**Direction**:
Each entry below is to be duplicated verbatim.

[BEGIN Input data]

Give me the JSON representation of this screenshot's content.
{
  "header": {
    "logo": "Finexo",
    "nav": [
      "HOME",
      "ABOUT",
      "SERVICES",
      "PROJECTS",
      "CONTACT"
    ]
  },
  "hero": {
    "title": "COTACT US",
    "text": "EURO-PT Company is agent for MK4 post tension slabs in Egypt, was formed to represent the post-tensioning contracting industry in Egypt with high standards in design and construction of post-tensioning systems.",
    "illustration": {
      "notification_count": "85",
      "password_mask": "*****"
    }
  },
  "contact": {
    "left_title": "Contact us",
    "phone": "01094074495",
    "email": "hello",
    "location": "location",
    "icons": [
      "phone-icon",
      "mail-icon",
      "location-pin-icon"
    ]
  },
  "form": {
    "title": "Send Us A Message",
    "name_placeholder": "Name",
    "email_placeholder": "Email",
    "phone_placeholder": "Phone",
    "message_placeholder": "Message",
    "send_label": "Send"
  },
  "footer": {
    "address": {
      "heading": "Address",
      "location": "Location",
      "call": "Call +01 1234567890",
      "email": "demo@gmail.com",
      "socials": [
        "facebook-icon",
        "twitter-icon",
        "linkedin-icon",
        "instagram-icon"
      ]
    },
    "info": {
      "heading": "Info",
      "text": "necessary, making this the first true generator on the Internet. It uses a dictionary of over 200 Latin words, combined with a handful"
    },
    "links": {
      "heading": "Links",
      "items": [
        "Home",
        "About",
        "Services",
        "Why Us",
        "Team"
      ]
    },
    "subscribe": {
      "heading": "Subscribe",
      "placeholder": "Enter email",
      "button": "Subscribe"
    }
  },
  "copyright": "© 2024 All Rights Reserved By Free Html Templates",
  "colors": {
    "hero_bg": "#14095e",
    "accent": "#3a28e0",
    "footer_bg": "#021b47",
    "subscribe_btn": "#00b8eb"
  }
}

[END Input data]

**Solution**:
Give me the JSON representation of this screenshot's content.
{
  "header": {
    "logo": "Finexo",
    "nav": [
      "HOME",
      "ABOUT",
      "SERVICES",
      "PROJECTS",
      "CONTACT"
    ]
  },
  "hero": {
    "title": "COTACT US",
    "text": "EURO-PT Company is agent for MK4 post tension slabs in Egypt, was formed to represent the post-tensioning contracting industry in Egypt with high standards in design and construction of post-tensioning systems.",
    "illustration": {
      "notification_count": "85",
      "password_mask": "*****"
    }
  },
  "contact": {
    "left_title": "Contact us",
    "phone": "01094074495",
    "email": "hello",
    "location": "location",
    "icons": [
      "phone-icon",
      "mail-icon",
      "location-pin-icon"
    ]
  },
  "form": {
    "title": "Send Us A Message",
    "name_placeholder": "Name",
    "email_placeholder": "Email",
    "phone_placeholder": "Phone",
    "message_placeholder": "Message",
    "send_label": "Send"
  },
  "footer": {
    "address": {
      "heading": "Address",
      "location": "Location",
      "call": "Call +01 1234567890",
      "email": "demo@gmail.com",
      "socials": [
        "facebook-icon",
        "twitter-icon",
        "linkedin-icon",
        "instagram-icon"
      ]
    },
    "info": {
      "heading": "Info",
      "text": "necessary, making this the first true generator on the Internet. It uses a dictionary of over 200 Latin words, combined with a handful"
    },
    "links": {
      "heading": "Links",
      "items": [
        "Home",
        "About",
        "Services",
        "Why Us",
        "Team"
      ]
    },
    "subscribe": {
      "heading": "Subscribe",
      "placeholder": "Enter email",
      "button": "Subscribe"
    }
  },
  "copyright": "© 2024 All Rights Reserved By Free Html Templates",
  "colors": {
    "hero_bg": "#14095e",
    "accent": "#3a28e0",
    "footer_bg": "#021b47",
    "subscribe_btn": "#00b8eb"
  }
}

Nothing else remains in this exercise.